== Exercise requirements ==
Pick out the lines below with "entleert" and list them.

[Dataset records]
-.-.-

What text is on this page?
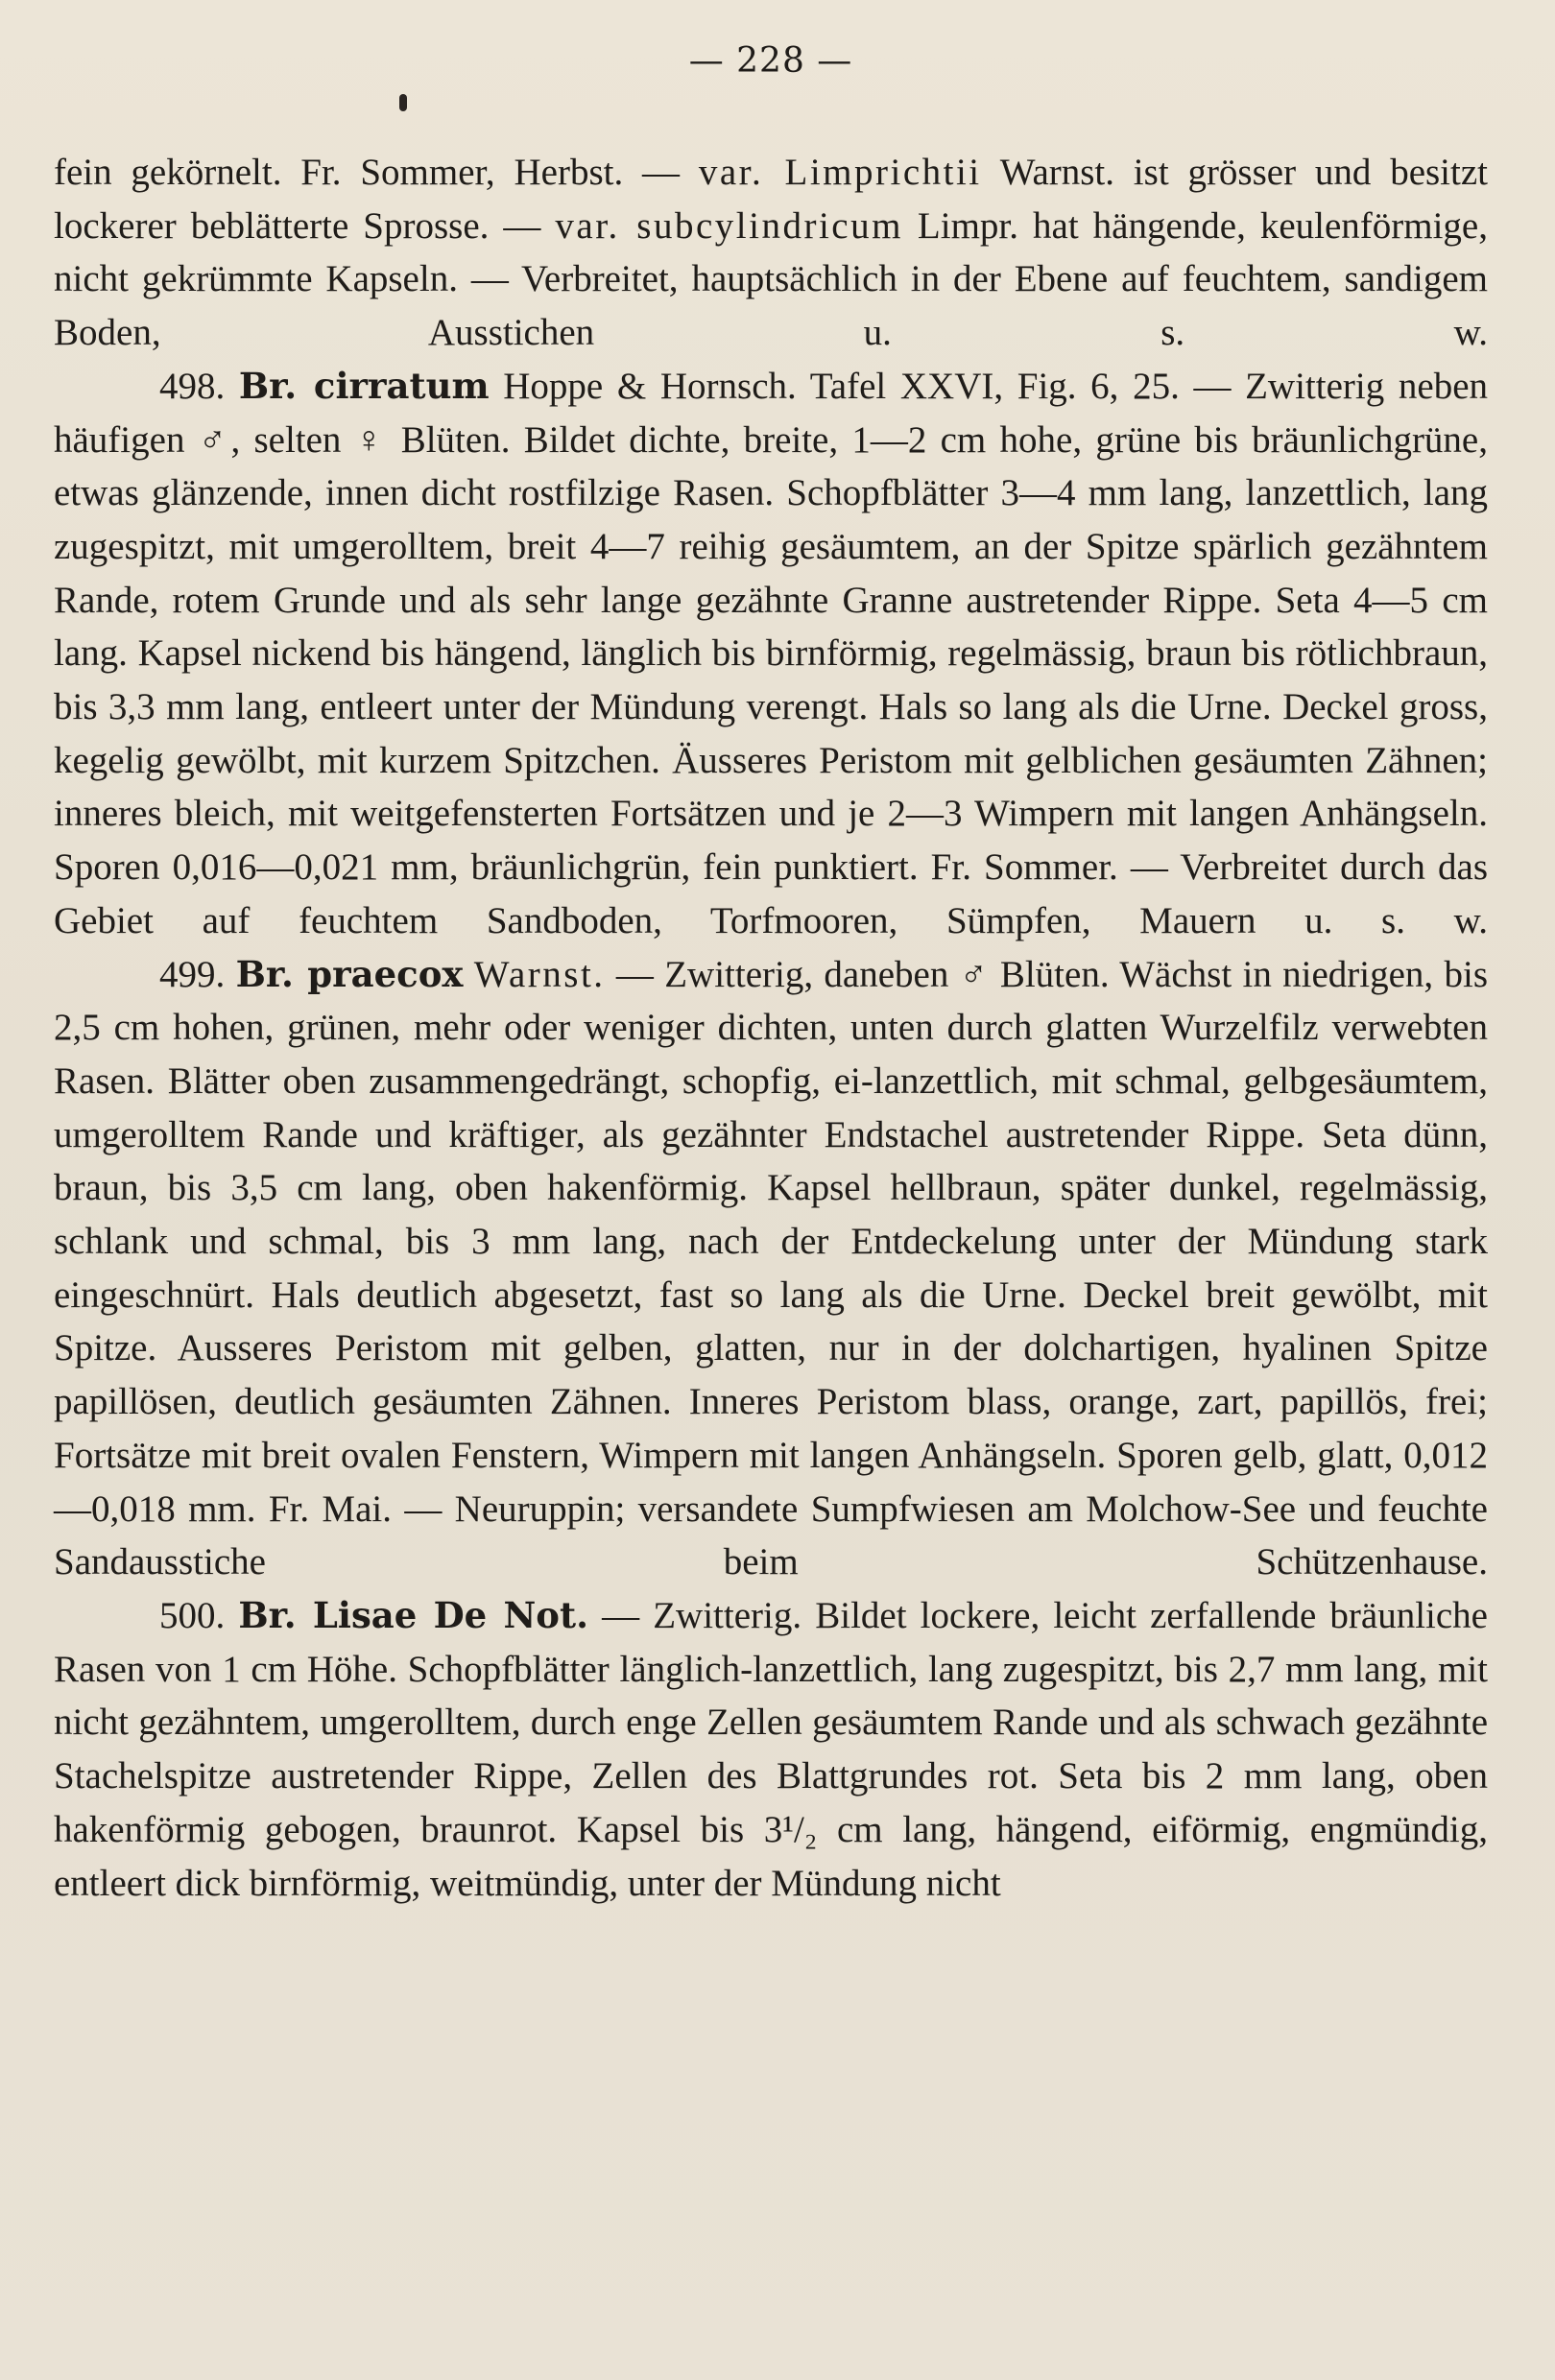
— 228 —

fein gekörnelt. Fr. Sommer, Herbst. — var. Limprichtii Warnst. ist grösser und besitzt lockerer beblätterte Sprosse. — var. subcylindricum Limpr. hat hängende, keulenförmige, nicht gekrümmte Kapseln. — Verbreitet, hauptsächlich in der Ebene auf feuchtem, sandigem Boden, Ausstichen u. s. w.

498. Br. cirratum Hoppe & Hornsch. Tafel XXVI, Fig. 6, 25. — Zwitterig neben häufigen ♂, selten ♀ Blüten. Bildet dichte, breite, 1—2 cm hohe, grüne bis bräunlichgrüne, etwas glänzende, innen dicht rostfilzige Rasen. Schopfblätter 3—4 mm lang, lanzettlich, lang zugespitzt, mit umgerolltem, breit 4—7 reihig gesäumtem, an der Spitze spärlich gezähntem Rande, rotem Grunde und als sehr lange gezähnte Granne austretender Rippe. Seta 4—5 cm lang. Kapsel nickend bis hängend, länglich bis birnförmig, regelmässig, braun bis rötlichbraun, bis 3,3 mm lang, entleert unter der Mündung verengt. Hals so lang als die Urne. Deckel gross, kegelig gewölbt, mit kurzem Spitzchen. Äusseres Peristom mit gelblichen gesäumten Zähnen; inneres bleich, mit weitgefensterten Fortsätzen und je 2—3 Wimpern mit langen Anhängseln. Sporen 0,016—0,021 mm, bräunlichgrün, fein punktiert. Fr. Sommer. — Verbreitet durch das Gebiet auf feuchtem Sandboden, Torfmooren, Sümpfen, Mauern u. s. w.

499. Br. praecox Warnst. — Zwitterig, daneben ♂ Blüten. Wächst in niedrigen, bis 2,5 cm hohen, grünen, mehr oder weniger dichten, unten durch glatten Wurzelfilz verwebten Rasen. Blätter oben zusammengedrängt, schopfig, ei-lanzettlich, mit schmal, gelbgesäumtem, umgerolltem Rande und kräftiger, als gezähnter Endstachel austretender Rippe. Seta dünn, braun, bis 3,5 cm lang, oben hakenförmig. Kapsel hellbraun, später dunkel, regelmässig, schlank und schmal, bis 3 mm lang, nach der Entdeckelung unter der Mündung stark eingeschnürt. Hals deutlich abgesetzt, fast so lang als die Urne. Deckel breit gewölbt, mit Spitze. Ausseres Peristom mit gelben, glatten, nur in der dolchartigen, hyalinen Spitze papillösen, deutlich gesäumten Zähnen. Inneres Peristom blass, orange, zart, papillös, frei; Fortsätze mit breit ovalen Fenstern, Wimpern mit langen Anhängseln. Sporen gelb, glatt, 0,012—0,018 mm. Fr. Mai. — Neuruppin; versandete Sumpfwiesen am Molchow-See und feuchte Sandausstiche beim Schützenhause.

500. Br. Lisae De Not. — Zwitterig. Bildet lockere, leicht zerfallende bräunliche Rasen von 1 cm Höhe. Schopfblätter länglich-lanzettlich, lang zugespitzt, bis 2,7 mm lang, mit nicht gezähntem, umgerolltem, durch enge Zellen gesäumtem Rande und als schwach gezähnte Stachelspitze austretender Rippe, Zellen des Blattgrundes rot. Seta bis 2 mm lang, oben hakenförmig gebogen, braunrot. Kapsel bis 3¹/₂ cm lang, hängend, eiförmig, engmündig, entleert dick birnförmig, weitmündig, unter der Mündung nicht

-.-.-

== The output ==
498. Br. cirratum Hoppe & Hornsch. Tafel XXVI, Fig. 6, 25. — Zwitterig neben häufigen ♂, selten ♀ Blüten. Bildet dichte, breite, 1—2 cm hohe, grüne bis bräunlichgrüne, etwas glänzende, innen dicht rostfilzige Rasen. Schopfblätter 3—4 mm lang, lanzettlich, lang zugespitzt, mit umgerolltem, breit 4—7 reihig gesäumtem, an der Spitze spärlich gezähntem Rande, rotem Grunde und als sehr lange gezähnte Granne austretender Rippe. Seta 4—5 cm lang. Kapsel nickend bis hängend, länglich bis birnförmig, regelmässig, braun bis rötlichbraun, bis 3,3 mm lang, entleert unter der Mündung verengt. Hals so lang als die Urne. Deckel gross, kegelig gewölbt, mit kurzem Spitzchen. Äusseres Peristom mit gelblichen gesäumten Zähnen; inneres bleich, mit weitgefensterten Fortsätzen und je 2—3 Wimpern mit langen Anhängseln. Sporen 0,016—0,021 mm, bräunlichgrün, fein punktiert. Fr. Sommer. — Verbreitet durch das Gebiet auf feuchtem Sandboden, Torfmooren, Sümpfen, Mauern u. s. w.
500. Br. Lisae De Not. — Zwitterig. Bildet lockere, leicht zerfallende bräunliche Rasen von 1 cm Höhe. Schopfblätter länglich-lanzettlich, lang zugespitzt, bis 2,7 mm lang, mit nicht gezähntem, umgerolltem, durch enge Zellen gesäumtem Rande und als schwach gezähnte Stachelspitze austretender Rippe, Zellen des Blattgrundes rot. Seta bis 2 mm lang, oben hakenförmig gebogen, braunrot. Kapsel bis 3¹/₂ cm lang, hängend, eiförmig, engmündig, entleert dick birnförmig, weitmündig, unter der Mündung nicht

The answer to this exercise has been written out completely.